-- Description of the task --
Send back the records in full, character for character.

-- Source records --

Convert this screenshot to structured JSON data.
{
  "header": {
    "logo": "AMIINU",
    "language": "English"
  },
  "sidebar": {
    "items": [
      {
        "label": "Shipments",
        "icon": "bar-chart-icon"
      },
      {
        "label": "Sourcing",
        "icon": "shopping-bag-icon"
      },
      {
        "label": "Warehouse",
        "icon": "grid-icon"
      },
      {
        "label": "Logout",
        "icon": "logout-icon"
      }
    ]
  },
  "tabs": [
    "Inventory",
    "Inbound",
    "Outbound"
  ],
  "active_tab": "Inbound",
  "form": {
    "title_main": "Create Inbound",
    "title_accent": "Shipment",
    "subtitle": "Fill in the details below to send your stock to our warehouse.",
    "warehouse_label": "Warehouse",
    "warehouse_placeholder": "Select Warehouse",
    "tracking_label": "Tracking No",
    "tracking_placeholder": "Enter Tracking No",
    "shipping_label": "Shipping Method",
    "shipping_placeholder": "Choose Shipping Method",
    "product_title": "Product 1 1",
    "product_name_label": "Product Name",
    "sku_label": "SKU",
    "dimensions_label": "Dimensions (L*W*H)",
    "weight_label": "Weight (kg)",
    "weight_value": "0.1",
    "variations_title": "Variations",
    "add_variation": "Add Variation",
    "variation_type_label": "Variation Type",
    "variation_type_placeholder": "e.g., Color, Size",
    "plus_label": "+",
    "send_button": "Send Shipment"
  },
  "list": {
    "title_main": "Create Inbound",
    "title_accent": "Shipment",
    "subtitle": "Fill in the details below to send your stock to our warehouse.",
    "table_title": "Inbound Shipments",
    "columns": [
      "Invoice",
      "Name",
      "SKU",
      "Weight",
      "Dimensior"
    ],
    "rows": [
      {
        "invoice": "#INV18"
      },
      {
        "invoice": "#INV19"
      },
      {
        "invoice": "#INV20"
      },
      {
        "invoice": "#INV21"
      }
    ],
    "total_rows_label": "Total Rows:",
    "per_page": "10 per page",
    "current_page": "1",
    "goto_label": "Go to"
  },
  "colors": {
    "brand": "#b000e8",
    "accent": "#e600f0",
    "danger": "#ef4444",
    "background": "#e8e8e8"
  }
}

-- Response for this exercise --
Convert this screenshot to structured JSON data.
{
  "header": {
    "logo": "AMIINU",
    "language": "English"
  },
  "sidebar": {
    "items": [
      {
        "label": "Shipments",
        "icon": "bar-chart-icon"
      },
      {
        "label": "Sourcing",
        "icon": "shopping-bag-icon"
      },
      {
        "label": "Warehouse",
        "icon": "grid-icon"
      },
      {
        "label": "Logout",
        "icon": "logout-icon"
      }
    ]
  },
  "tabs": [
    "Inventory",
    "Inbound",
    "Outbound"
  ],
  "active_tab": "Inbound",
  "form": {
    "title_main": "Create Inbound",
    "title_accent": "Shipment",
    "subtitle": "Fill in the details below to send your stock to our warehouse.",
    "warehouse_label": "Warehouse",
    "warehouse_placeholder": "Select Warehouse",
    "tracking_label": "Tracking No",
    "tracking_placeholder": "Enter Tracking No",
    "shipping_label": "Shipping Method",
    "shipping_placeholder": "Choose Shipping Method",
    "product_title": "Product 1 1",
    "product_name_label": "Product Name",
    "sku_label": "SKU",
    "dimensions_label": "Dimensions (L*W*H)",
    "weight_label": "Weight (kg)",
    "weight_value": "0.1",
    "variations_title": "Variations",
    "add_variation": "Add Variation",
    "variation_type_label": "Variation Type",
    "variation_type_placeholder": "e.g., Color, Size",
    "plus_label": "+",
    "send_button": "Send Shipment"
  },
  "list": {
    "title_main": "Create Inbound",
    "title_accent": "Shipment",
    "subtitle": "Fill in the details below to send your stock to our warehouse.",
    "table_title": "Inbound Shipments",
    "columns": [
      "Invoice",
      "Name",
      "SKU",
      "Weight",
      "Dimensior"
    ],
    "rows": [
      {
        "invoice": "#INV18"
      },
      {
        "invoice": "#INV19"
      },
      {
        "invoice": "#INV20"
      },
      {
        "invoice": "#INV21"
      }
    ],
    "total_rows_label": "Total Rows:",
    "per_page": "10 per page",
    "current_page": "1",
    "goto_label": "Go to"
  },
  "colors": {
    "brand": "#b000e8",
    "accent": "#e600f0",
    "danger": "#ef4444",
    "background": "#e8e8e8"
  }
}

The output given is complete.